## GIVEN INSTRUCTION
The listing below should be written out exactly; please include all of it.

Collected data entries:
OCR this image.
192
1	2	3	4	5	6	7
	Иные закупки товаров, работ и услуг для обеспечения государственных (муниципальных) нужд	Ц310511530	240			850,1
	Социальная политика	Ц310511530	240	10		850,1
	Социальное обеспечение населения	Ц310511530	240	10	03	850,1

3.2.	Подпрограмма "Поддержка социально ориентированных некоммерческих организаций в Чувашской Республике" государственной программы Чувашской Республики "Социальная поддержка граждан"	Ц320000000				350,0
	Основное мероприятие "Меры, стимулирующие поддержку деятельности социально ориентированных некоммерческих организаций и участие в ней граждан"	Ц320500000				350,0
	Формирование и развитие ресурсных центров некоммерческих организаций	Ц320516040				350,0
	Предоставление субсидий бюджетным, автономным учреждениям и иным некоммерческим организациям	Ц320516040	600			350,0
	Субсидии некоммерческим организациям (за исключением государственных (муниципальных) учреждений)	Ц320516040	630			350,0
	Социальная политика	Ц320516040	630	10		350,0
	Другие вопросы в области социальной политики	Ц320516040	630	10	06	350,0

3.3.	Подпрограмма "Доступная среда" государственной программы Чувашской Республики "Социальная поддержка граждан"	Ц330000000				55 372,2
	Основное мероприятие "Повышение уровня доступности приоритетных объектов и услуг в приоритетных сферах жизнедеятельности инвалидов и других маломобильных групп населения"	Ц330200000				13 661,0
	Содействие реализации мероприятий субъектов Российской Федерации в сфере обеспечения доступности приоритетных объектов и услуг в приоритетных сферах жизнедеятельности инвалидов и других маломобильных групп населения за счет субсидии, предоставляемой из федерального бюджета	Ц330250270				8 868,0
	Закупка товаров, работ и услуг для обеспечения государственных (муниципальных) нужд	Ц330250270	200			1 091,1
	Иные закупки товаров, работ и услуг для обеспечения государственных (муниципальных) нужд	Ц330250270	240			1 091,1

## EXERCISE RESULT
OCR this image.
192
1	2	3	4	5	6	7
	Иные закупки товаров, работ и услуг для обеспечения государственных (муниципальных) нужд	Ц310511530	240			850,1
	Социальная политика	Ц310511530	240	10		850,1
	Социальное обеспечение населения	Ц310511530	240	10	03	850,1

3.2.	Подпрограмма "Поддержка социально ориентированных некоммерческих организаций в Чувашской Республике" государственной программы Чувашской Республики "Социальная поддержка граждан"	Ц320000000				350,0
	Основное мероприятие "Меры, стимулирующие поддержку деятельности социально ориентированных некоммерческих организаций и участие в ней граждан"	Ц320500000				350,0
	Формирование и развитие ресурсных центров некоммерческих организаций	Ц320516040				350,0
	Предоставление субсидий бюджетным, автономным учреждениям и иным некоммерческим организациям	Ц320516040	600			350,0
	Субсидии некоммерческим организациям (за исключением государственных (муниципальных) учреждений)	Ц320516040	630			350,0
	Социальная политика	Ц320516040	630	10		350,0
	Другие вопросы в области социальной политики	Ц320516040	630	10	06	350,0

3.3.	Подпрограмма "Доступная среда" государственной программы Чувашской Республики "Социальная поддержка граждан"	Ц330000000				55 372,2
	Основное мероприятие "Повышение уровня доступности приоритетных объектов и услуг в приоритетных сферах жизнедеятельности инвалидов и других маломобильных групп населения"	Ц330200000				13 661,0
	Содействие реализации мероприятий субъектов Российской Федерации в сфере обеспечения доступности приоритетных объектов и услуг в приоритетных сферах жизнедеятельности инвалидов и других маломобильных групп населения за счет субсидии, предоставляемой из федерального бюджета	Ц330250270				8 868,0
	Закупка товаров, работ и услуг для обеспечения государственных (муниципальных) нужд	Ц330250270	200			1 091,1
	Иные закупки товаров, работ и услуг для обеспечения государственных (муниципальных) нужд	Ц330250270	240			1 091,1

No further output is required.